══ Source text

Can you solve this second-order differential equation with given conditions?

[Mervin]

Hi everyone,

Does anyone know this equation and how to solve it:

(x-a)^2 * (x-b)^2 * y'' = c*y

Thanks

 

[epenguin]

I think the solution is

y = L*(x - A)^((a+K)/(a-b)) . (x - B)^(-(b+K)/(a-b))

Where L, K are arbitrary constants.

Please check (which may be not exactly a doddle).

 

[D H]

Whoa there, epenguin. Please don't give out answers. This site exists in part to help people learn. Telling someone an answer straight out is harmful, not helpful. There is no learning that way.

 

[Mervin]

Thank you very much for the solution. I will check it my self. Don't worry.

Thanks once again!

 

[epenguin]

Whoa there, epenguin. Please don't give out answers. This site exists in part to help people learn. Telling someone an answer straight out is harmful, not helpful. There is no learning that way.

════
══ Source data

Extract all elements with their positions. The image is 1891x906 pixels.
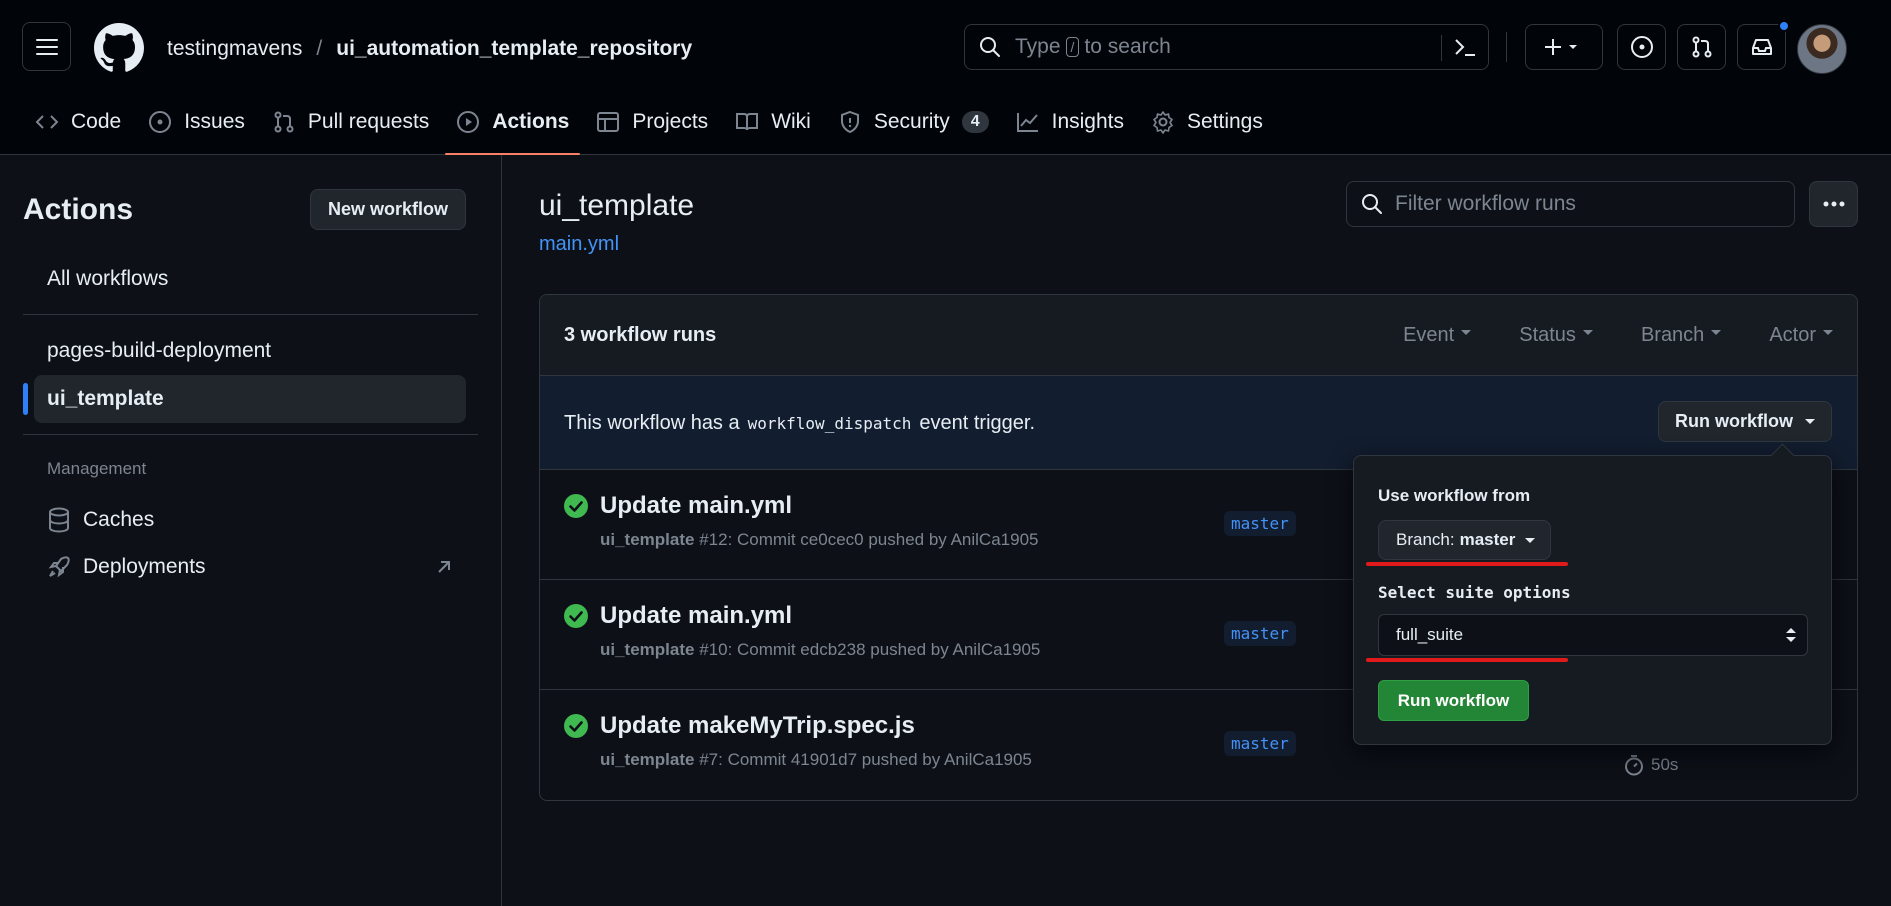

════

## What to work on:
[A] Reproduce the differential equation thread word for word, starting at "I think the" and ending at "exactly a doddle).".
[B] Carry on the forum thread about the second-order differential equation from the point where it stops.

## Set of answers:
[A]
I think the solution is

y = L*(x - A)^((a+K)/(a-b)) . (x - B)^(-(b+K)/(a-b))

Where L, K are arbitrary constants.

Please check (which may be not exactly a doddle).

[B]
1. I didn't tell him how I got it. (I don't know that this comes into a standard variety of problems. Mervin asked 'does anyone know...' and in a month no one seemed to.) Perhaps it is and it would be good hear from someone, perhaps Mervin, about what the significant generalisations are, and whether there are significant applications.

2. For actually checking it he will have to do an efficiently organised calculation. It took me some time to get right, well it seemed right last night - I would not bet my house on it, so presumably that is a not quite trivial excercise that gives some insights. Mervin?

3. In a sense the only way to solve a differential equation or integration is to know the answer, or at least enough of its shape to be able to hammer it till it fits. I admit to subversive questionings about whether therefore it is a valid thing to teach or give so much emphasis on it and integrations, given that it will be used only by real professionals, and for understanding physics you only need those answers, which you can check.
However I will try to limit my subversion at this site, according to what you say.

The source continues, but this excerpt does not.